-------- Material for the task

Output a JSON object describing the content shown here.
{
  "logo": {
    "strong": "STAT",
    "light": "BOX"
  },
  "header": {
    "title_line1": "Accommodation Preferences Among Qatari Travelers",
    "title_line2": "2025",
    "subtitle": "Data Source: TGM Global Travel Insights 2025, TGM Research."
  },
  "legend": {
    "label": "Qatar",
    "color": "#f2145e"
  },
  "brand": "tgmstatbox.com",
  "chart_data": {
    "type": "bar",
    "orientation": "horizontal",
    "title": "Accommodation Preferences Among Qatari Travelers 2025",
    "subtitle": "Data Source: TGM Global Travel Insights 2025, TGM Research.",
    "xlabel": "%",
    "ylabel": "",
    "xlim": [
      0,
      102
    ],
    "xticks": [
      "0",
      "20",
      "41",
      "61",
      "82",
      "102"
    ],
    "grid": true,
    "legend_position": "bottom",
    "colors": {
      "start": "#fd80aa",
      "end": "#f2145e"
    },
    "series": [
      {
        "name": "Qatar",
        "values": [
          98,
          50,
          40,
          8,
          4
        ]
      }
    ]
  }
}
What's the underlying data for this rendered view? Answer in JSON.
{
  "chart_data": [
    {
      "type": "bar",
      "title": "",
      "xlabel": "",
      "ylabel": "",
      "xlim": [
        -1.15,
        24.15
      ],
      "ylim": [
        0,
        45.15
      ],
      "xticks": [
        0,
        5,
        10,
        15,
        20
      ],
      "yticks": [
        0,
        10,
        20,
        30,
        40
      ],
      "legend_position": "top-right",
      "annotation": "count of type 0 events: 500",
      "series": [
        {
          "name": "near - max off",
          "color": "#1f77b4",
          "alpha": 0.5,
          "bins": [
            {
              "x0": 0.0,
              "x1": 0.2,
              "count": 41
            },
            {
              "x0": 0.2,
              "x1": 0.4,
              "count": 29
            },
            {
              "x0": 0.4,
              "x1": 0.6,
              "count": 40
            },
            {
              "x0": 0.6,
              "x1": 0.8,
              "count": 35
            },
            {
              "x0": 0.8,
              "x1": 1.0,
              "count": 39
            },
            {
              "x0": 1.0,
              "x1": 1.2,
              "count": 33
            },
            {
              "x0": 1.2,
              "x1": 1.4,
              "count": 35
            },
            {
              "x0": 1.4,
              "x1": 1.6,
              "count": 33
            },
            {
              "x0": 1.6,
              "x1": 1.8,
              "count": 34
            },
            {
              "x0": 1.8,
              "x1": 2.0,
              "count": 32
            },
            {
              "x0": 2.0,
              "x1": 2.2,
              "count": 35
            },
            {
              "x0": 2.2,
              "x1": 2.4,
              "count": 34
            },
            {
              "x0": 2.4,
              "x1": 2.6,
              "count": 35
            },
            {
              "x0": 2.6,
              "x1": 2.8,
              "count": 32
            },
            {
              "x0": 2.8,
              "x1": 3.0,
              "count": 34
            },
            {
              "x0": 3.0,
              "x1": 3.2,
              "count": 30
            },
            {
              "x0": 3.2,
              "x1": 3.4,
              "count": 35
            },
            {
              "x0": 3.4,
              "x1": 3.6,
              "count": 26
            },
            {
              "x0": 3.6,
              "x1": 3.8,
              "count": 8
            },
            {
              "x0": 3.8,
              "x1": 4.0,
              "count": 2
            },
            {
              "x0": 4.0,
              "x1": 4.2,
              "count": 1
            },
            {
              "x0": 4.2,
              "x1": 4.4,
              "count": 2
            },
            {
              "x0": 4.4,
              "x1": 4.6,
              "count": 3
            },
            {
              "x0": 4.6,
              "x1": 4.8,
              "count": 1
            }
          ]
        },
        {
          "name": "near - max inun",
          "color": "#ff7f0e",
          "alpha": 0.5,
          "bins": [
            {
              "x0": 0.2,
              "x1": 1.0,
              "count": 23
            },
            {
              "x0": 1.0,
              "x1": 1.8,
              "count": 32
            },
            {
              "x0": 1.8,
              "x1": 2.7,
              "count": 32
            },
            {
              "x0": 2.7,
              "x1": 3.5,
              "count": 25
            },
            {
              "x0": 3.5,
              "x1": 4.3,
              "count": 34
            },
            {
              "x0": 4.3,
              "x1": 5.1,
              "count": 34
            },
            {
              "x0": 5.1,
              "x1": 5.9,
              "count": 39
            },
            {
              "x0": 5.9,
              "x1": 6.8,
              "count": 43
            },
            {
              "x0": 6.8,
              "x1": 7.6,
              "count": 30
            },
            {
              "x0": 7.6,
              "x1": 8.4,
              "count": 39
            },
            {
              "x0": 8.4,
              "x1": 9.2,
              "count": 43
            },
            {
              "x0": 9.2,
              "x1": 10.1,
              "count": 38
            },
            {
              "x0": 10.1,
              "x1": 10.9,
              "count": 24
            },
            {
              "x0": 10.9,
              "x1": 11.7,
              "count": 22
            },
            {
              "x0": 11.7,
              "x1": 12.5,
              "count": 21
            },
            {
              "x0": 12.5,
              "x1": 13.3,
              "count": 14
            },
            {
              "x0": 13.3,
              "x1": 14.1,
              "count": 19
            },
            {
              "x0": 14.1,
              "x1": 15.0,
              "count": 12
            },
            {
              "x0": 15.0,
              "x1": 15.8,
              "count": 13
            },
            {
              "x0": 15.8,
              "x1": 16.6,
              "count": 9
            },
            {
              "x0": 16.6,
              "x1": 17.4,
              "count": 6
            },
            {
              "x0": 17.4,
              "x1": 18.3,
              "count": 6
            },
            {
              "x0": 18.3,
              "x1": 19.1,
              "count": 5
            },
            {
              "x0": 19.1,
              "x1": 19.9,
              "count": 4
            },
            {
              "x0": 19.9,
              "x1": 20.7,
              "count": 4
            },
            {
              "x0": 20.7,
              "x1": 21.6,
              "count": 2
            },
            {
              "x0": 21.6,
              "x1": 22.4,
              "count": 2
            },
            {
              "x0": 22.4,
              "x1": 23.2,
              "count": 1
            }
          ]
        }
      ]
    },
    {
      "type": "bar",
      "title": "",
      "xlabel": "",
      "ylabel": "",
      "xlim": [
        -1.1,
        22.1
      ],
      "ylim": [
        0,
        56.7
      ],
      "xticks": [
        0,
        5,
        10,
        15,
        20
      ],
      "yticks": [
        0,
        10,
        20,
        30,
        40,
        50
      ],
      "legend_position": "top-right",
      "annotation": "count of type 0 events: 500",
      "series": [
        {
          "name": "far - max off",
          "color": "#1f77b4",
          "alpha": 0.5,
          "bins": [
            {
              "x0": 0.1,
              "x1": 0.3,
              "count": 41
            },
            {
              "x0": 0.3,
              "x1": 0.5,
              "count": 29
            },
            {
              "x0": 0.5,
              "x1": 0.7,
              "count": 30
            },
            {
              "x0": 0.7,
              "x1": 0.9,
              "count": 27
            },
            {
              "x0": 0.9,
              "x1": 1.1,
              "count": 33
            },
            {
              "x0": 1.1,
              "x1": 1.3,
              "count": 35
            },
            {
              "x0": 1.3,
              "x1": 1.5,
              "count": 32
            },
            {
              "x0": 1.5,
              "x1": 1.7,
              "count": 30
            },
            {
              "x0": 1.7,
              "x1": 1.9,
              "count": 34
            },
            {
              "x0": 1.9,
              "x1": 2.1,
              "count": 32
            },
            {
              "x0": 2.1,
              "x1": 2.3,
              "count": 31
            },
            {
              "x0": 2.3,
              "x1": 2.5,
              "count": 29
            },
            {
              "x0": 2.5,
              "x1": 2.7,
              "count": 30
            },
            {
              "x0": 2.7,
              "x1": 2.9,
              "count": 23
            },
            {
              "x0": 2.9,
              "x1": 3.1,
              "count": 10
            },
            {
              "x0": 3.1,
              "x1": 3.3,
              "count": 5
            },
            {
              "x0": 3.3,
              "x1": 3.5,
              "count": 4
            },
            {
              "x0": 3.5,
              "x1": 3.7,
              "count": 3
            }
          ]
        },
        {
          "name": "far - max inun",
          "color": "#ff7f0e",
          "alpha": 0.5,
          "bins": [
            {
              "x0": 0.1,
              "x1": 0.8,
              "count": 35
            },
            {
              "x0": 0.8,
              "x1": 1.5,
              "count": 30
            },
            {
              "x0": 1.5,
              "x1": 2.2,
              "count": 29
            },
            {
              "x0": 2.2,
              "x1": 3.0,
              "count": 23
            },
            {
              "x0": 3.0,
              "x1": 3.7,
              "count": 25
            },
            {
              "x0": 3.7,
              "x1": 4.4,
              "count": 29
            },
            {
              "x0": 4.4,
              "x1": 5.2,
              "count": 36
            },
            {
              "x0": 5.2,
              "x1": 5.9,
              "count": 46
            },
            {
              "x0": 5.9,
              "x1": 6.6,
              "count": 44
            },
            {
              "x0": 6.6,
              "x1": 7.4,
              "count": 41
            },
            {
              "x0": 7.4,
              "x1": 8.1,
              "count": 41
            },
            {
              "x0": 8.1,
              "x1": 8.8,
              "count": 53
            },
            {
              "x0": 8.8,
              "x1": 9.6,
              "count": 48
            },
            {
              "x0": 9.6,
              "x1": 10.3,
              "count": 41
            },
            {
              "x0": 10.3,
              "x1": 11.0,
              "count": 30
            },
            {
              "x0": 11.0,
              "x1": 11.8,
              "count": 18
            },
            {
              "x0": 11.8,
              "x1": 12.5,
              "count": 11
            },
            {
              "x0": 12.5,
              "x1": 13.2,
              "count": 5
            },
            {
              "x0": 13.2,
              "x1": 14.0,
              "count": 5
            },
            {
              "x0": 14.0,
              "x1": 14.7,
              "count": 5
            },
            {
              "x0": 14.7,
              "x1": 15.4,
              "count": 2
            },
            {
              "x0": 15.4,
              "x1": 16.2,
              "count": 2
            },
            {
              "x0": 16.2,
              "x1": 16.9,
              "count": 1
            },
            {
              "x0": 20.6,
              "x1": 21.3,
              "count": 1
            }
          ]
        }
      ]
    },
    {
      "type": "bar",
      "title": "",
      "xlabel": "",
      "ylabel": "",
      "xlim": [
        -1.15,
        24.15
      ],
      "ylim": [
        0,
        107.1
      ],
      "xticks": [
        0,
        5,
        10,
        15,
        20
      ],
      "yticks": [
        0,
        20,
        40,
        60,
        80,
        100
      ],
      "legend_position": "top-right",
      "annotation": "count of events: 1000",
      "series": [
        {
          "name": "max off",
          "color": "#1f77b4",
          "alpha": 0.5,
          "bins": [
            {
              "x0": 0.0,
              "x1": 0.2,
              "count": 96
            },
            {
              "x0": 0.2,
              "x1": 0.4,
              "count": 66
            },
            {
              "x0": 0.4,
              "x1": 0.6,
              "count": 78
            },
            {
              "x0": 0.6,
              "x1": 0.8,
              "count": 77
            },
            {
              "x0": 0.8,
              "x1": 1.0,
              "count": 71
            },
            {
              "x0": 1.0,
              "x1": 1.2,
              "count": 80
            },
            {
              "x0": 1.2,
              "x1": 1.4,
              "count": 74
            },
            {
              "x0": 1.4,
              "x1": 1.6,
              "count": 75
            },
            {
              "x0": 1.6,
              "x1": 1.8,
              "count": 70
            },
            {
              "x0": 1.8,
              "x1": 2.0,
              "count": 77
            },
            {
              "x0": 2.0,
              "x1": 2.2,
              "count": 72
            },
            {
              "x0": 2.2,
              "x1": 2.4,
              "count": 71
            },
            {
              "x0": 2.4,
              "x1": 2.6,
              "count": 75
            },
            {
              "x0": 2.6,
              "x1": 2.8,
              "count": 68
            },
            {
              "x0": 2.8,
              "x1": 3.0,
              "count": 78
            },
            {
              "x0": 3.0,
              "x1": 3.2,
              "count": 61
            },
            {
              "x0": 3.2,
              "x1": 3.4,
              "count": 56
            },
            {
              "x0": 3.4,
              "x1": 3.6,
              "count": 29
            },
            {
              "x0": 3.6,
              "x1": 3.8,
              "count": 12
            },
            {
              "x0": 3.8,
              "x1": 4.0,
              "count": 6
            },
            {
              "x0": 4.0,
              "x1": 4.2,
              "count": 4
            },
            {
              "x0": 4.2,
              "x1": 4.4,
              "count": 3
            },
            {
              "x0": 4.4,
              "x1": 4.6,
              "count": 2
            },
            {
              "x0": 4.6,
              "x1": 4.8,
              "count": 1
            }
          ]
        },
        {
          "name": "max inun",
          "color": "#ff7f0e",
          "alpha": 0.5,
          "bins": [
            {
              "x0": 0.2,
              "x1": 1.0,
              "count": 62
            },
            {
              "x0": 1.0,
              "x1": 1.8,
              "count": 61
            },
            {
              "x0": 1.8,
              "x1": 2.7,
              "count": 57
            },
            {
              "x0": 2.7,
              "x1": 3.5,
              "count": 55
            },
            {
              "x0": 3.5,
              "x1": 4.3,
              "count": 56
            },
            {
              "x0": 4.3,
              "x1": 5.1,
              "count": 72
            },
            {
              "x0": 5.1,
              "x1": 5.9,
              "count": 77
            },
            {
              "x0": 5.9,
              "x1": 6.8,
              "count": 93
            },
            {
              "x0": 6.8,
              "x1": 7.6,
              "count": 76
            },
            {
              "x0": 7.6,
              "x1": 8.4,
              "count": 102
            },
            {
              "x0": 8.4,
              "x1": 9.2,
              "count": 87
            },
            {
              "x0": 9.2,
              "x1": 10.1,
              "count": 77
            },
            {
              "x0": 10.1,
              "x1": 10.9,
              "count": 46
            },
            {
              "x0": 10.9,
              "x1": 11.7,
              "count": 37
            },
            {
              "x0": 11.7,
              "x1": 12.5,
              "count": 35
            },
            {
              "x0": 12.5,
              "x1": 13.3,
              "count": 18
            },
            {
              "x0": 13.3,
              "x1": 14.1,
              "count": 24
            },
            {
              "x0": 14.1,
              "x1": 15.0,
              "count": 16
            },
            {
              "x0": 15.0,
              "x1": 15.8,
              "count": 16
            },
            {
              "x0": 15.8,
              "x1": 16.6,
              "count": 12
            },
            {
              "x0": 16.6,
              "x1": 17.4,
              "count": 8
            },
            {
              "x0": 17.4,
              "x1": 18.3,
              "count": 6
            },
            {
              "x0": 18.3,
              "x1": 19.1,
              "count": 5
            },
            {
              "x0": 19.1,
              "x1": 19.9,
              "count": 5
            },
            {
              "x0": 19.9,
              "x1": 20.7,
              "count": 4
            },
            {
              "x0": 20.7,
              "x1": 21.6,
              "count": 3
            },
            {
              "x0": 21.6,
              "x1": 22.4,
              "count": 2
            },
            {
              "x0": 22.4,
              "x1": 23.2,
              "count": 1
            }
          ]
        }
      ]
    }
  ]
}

----------------

Exercise: Copy every line above in which the string "Research" shows up.

Correct response:
    "subtitle": "Data Source: TGM Global Travel Insights 2025, TGM Research."
    "subtitle": "Data Source: TGM Global Travel Insights 2025, TGM Research.",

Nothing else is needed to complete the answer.